- **Short problem**
Restate the complete material exactly.

** START Data section **

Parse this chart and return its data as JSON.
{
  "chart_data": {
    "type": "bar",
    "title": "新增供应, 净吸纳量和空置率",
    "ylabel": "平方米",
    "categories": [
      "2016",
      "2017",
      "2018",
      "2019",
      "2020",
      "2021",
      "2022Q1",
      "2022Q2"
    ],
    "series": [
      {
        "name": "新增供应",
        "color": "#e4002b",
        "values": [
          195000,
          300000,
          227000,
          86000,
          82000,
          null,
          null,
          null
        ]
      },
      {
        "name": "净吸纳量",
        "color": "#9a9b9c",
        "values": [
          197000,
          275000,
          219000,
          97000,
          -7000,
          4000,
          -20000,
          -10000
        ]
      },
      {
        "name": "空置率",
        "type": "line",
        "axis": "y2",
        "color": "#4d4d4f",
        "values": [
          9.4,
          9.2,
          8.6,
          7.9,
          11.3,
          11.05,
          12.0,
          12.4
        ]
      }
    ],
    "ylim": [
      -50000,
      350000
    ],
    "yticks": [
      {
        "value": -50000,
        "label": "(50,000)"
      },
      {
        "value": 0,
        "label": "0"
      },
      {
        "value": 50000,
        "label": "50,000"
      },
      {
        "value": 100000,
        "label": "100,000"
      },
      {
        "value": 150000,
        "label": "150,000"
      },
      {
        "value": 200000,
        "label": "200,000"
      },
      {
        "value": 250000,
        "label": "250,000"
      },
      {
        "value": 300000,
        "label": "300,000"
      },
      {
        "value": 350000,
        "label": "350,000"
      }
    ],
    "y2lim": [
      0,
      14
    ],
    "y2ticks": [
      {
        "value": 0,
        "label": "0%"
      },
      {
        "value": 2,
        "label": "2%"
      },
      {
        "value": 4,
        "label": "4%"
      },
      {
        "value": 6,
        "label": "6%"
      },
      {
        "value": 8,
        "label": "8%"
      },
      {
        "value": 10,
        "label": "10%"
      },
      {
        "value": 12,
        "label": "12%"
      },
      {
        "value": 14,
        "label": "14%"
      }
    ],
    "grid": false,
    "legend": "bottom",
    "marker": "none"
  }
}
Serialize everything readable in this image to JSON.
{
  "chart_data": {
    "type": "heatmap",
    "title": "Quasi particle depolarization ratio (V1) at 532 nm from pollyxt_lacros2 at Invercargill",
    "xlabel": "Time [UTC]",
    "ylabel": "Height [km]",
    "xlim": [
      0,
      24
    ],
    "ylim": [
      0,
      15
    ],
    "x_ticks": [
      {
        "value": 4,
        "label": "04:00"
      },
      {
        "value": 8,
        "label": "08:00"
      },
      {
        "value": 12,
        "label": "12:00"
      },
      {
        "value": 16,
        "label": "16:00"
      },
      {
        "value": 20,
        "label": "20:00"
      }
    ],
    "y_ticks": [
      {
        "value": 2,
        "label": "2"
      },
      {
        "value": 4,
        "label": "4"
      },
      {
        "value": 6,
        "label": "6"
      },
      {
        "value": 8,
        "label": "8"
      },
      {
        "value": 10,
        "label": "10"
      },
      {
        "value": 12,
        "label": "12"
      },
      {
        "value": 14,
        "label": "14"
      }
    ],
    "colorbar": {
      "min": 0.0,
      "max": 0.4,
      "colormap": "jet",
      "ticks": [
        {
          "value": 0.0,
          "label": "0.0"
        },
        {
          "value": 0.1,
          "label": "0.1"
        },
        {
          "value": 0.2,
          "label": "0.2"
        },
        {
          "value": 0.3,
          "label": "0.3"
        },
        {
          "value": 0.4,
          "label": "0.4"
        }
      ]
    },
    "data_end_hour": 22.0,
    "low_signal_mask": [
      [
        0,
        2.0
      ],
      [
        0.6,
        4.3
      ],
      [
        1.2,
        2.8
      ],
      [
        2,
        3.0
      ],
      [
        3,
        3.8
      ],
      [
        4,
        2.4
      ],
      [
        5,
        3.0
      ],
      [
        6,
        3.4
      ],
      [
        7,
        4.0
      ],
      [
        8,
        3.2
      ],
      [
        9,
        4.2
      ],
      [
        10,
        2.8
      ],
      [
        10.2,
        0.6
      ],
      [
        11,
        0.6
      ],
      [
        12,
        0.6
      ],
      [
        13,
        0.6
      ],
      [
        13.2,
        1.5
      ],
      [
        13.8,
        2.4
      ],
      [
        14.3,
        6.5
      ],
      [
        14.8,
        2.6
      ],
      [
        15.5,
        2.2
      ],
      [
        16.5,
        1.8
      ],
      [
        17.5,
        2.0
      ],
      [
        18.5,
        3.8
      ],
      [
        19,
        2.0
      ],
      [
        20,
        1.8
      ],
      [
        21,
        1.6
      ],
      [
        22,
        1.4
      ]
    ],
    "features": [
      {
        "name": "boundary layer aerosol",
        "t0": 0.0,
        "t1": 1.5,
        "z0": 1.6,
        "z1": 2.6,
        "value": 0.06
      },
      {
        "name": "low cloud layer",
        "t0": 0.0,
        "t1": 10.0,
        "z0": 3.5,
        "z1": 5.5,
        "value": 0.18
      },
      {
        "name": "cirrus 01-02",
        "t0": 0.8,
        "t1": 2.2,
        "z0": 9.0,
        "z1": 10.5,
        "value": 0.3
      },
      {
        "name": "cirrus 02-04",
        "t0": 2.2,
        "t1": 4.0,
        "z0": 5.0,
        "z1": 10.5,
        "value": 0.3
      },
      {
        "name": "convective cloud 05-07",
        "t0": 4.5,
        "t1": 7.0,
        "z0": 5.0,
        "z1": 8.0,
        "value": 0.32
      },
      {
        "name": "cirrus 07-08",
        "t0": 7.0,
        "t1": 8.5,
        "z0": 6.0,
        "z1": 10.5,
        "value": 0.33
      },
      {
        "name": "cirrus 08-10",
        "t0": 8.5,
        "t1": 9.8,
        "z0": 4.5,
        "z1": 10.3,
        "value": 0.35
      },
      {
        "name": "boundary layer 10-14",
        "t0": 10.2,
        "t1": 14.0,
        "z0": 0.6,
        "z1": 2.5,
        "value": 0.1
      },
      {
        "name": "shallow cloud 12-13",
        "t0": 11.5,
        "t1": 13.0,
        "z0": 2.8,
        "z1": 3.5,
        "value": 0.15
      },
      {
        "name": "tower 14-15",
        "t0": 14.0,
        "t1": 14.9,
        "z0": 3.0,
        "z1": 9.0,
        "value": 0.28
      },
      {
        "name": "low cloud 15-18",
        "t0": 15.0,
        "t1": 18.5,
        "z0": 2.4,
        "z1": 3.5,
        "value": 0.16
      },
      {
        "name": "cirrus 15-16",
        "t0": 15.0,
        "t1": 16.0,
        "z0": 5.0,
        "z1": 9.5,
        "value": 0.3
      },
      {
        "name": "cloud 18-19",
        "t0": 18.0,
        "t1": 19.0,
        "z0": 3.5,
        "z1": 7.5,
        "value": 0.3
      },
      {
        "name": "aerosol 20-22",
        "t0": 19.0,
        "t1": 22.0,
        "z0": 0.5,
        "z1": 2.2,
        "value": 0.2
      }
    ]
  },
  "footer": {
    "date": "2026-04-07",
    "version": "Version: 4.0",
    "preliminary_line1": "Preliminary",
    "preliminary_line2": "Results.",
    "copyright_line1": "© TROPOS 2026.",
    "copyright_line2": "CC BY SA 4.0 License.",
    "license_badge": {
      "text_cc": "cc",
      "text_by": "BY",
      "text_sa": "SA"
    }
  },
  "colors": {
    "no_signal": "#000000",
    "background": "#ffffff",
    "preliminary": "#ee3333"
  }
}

** END Data section **

- **Output for this exercise**
Parse this chart and return its data as JSON.
{
  "chart_data": {
    "type": "bar",
    "title": "新增供应, 净吸纳量和空置率",
    "ylabel": "平方米",
    "categories": [
      "2016",
      "2017",
      "2018",
      "2019",
      "2020",
      "2021",
      "2022Q1",
      "2022Q2"
    ],
    "series": [
      {
        "name": "新增供应",
        "color": "#e4002b",
        "values": [
          195000,
          300000,
          227000,
          86000,
          82000,
          null,
          null,
          null
        ]
      },
      {
        "name": "净吸纳量",
        "color": "#9a9b9c",
        "values": [
          197000,
          275000,
          219000,
          97000,
          -7000,
          4000,
          -20000,
          -10000
        ]
      },
      {
        "name": "空置率",
        "type": "line",
        "axis": "y2",
        "color": "#4d4d4f",
        "values": [
          9.4,
          9.2,
          8.6,
          7.9,
          11.3,
          11.05,
          12.0,
          12.4
        ]
      }
    ],
    "ylim": [
      -50000,
      350000
    ],
    "yticks": [
      {
        "value": -50000,
        "label": "(50,000)"
      },
      {
        "value": 0,
        "label": "0"
      },
      {
        "value": 50000,
        "label": "50,000"
      },
      {
        "value": 100000,
        "label": "100,000"
      },
      {
        "value": 150000,
        "label": "150,000"
      },
      {
        "value": 200000,
        "label": "200,000"
      },
      {
        "value": 250000,
        "label": "250,000"
      },
      {
        "value": 300000,
        "label": "300,000"
      },
      {
        "value": 350000,
        "label": "350,000"
      }
    ],
    "y2lim": [
      0,
      14
    ],
    "y2ticks": [
      {
        "value": 0,
        "label": "0%"
      },
      {
        "value": 2,
        "label": "2%"
      },
      {
        "value": 4,
        "label": "4%"
      },
      {
        "value": 6,
        "label": "6%"
      },
      {
        "value": 8,
        "label": "8%"
      },
      {
        "value": 10,
        "label": "10%"
      },
      {
        "value": 12,
        "label": "12%"
      },
      {
        "value": 14,
        "label": "14%"
      }
    ],
    "grid": false,
    "legend": "bottom",
    "marker": "none"
  }
}
Serialize everything readable in this image to JSON.
{
  "chart_data": {
    "type": "heatmap",
    "title": "Quasi particle depolarization ratio (V1) at 532 nm from pollyxt_lacros2 at Invercargill",
    "xlabel": "Time [UTC]",
    "ylabel": "Height [km]",
    "xlim": [
      0,
      24
    ],
    "ylim": [
      0,
      15
    ],
    "x_ticks": [
      {
        "value": 4,
        "label": "04:00"
      },
      {
        "value": 8,
        "label": "08:00"
      },
      {
        "value": 12,
        "label": "12:00"
      },
      {
        "value": 16,
        "label": "16:00"
      },
      {
        "value": 20,
        "label": "20:00"
      }
    ],
    "y_ticks": [
      {
        "value": 2,
        "label": "2"
      },
      {
        "value": 4,
        "label": "4"
      },
      {
        "value": 6,
        "label": "6"
      },
      {
        "value": 8,
        "label": "8"
      },
      {
        "value": 10,
        "label": "10"
      },
      {
        "value": 12,
        "label": "12"
      },
      {
        "value": 14,
        "label": "14"
      }
    ],
    "colorbar": {
      "min": 0.0,
      "max": 0.4,
      "colormap": "jet",
      "ticks": [
        {
          "value": 0.0,
          "label": "0.0"
        },
        {
          "value": 0.1,
          "label": "0.1"
        },
        {
          "value": 0.2,
          "label": "0.2"
        },
        {
          "value": 0.3,
          "label": "0.3"
        },
        {
          "value": 0.4,
          "label": "0.4"
        }
      ]
    },
    "data_end_hour": 22.0,
    "low_signal_mask": [
      [
        0,
        2.0
      ],
      [
        0.6,
        4.3
      ],
      [
        1.2,
        2.8
      ],
      [
        2,
        3.0
      ],
      [
        3,
        3.8
      ],
      [
        4,
        2.4
      ],
      [
        5,
        3.0
      ],
      [
        6,
        3.4
      ],
      [
        7,
        4.0
      ],
      [
        8,
        3.2
      ],
      [
        9,
        4.2
      ],
      [
        10,
        2.8
      ],
      [
        10.2,
        0.6
      ],
      [
        11,
        0.6
      ],
      [
        12,
        0.6
      ],
      [
        13,
        0.6
      ],
      [
        13.2,
        1.5
      ],
      [
        13.8,
        2.4
      ],
      [
        14.3,
        6.5
      ],
      [
        14.8,
        2.6
      ],
      [
        15.5,
        2.2
      ],
      [
        16.5,
        1.8
      ],
      [
        17.5,
        2.0
      ],
      [
        18.5,
        3.8
      ],
      [
        19,
        2.0
      ],
      [
        20,
        1.8
      ],
      [
        21,
        1.6
      ],
      [
        22,
        1.4
      ]
    ],
    "features": [
      {
        "name": "boundary layer aerosol",
        "t0": 0.0,
        "t1": 1.5,
        "z0": 1.6,
        "z1": 2.6,
        "value": 0.06
      },
      {
        "name": "low cloud layer",
        "t0": 0.0,
        "t1": 10.0,
        "z0": 3.5,
        "z1": 5.5,
        "value": 0.18
      },
      {
        "name": "cirrus 01-02",
        "t0": 0.8,
        "t1": 2.2,
        "z0": 9.0,
        "z1": 10.5,
        "value": 0.3
      },
      {
        "name": "cirrus 02-04",
        "t0": 2.2,
        "t1": 4.0,
        "z0": 5.0,
        "z1": 10.5,
        "value": 0.3
      },
      {
        "name": "convective cloud 05-07",
        "t0": 4.5,
        "t1": 7.0,
        "z0": 5.0,
        "z1": 8.0,
        "value": 0.32
      },
      {
        "name": "cirrus 07-08",
        "t0": 7.0,
        "t1": 8.5,
        "z0": 6.0,
        "z1": 10.5,
        "value": 0.33
      },
      {
        "name": "cirrus 08-10",
        "t0": 8.5,
        "t1": 9.8,
        "z0": 4.5,
        "z1": 10.3,
        "value": 0.35
      },
      {
        "name": "boundary layer 10-14",
        "t0": 10.2,
        "t1": 14.0,
        "z0": 0.6,
        "z1": 2.5,
        "value": 0.1
      },
      {
        "name": "shallow cloud 12-13",
        "t0": 11.5,
        "t1": 13.0,
        "z0": 2.8,
        "z1": 3.5,
        "value": 0.15
      },
      {
        "name": "tower 14-15",
        "t0": 14.0,
        "t1": 14.9,
        "z0": 3.0,
        "z1": 9.0,
        "value": 0.28
      },
      {
        "name": "low cloud 15-18",
        "t0": 15.0,
        "t1": 18.5,
        "z0": 2.4,
        "z1": 3.5,
        "value": 0.16
      },
      {
        "name": "cirrus 15-16",
        "t0": 15.0,
        "t1": 16.0,
        "z0": 5.0,
        "z1": 9.5,
        "value": 0.3
      },
      {
        "name": "cloud 18-19",
        "t0": 18.0,
        "t1": 19.0,
        "z0": 3.5,
        "z1": 7.5,
        "value": 0.3
      },
      {
        "name": "aerosol 20-22",
        "t0": 19.0,
        "t1": 22.0,
        "z0": 0.5,
        "z1": 2.2,
        "value": 0.2
      }
    ]
  },
  "footer": {
    "date": "2026-04-07",
    "version": "Version: 4.0",
    "preliminary_line1": "Preliminary",
    "preliminary_line2": "Results.",
    "copyright_line1": "© TROPOS 2026.",
    "copyright_line2": "CC BY SA 4.0 License.",
    "license_badge": {
      "text_cc": "cc",
      "text_by": "BY",
      "text_sa": "SA"
    }
  },
  "colors": {
    "no_signal": "#000000",
    "background": "#ffffff",
    "preliminary": "#ee3333"
  }
}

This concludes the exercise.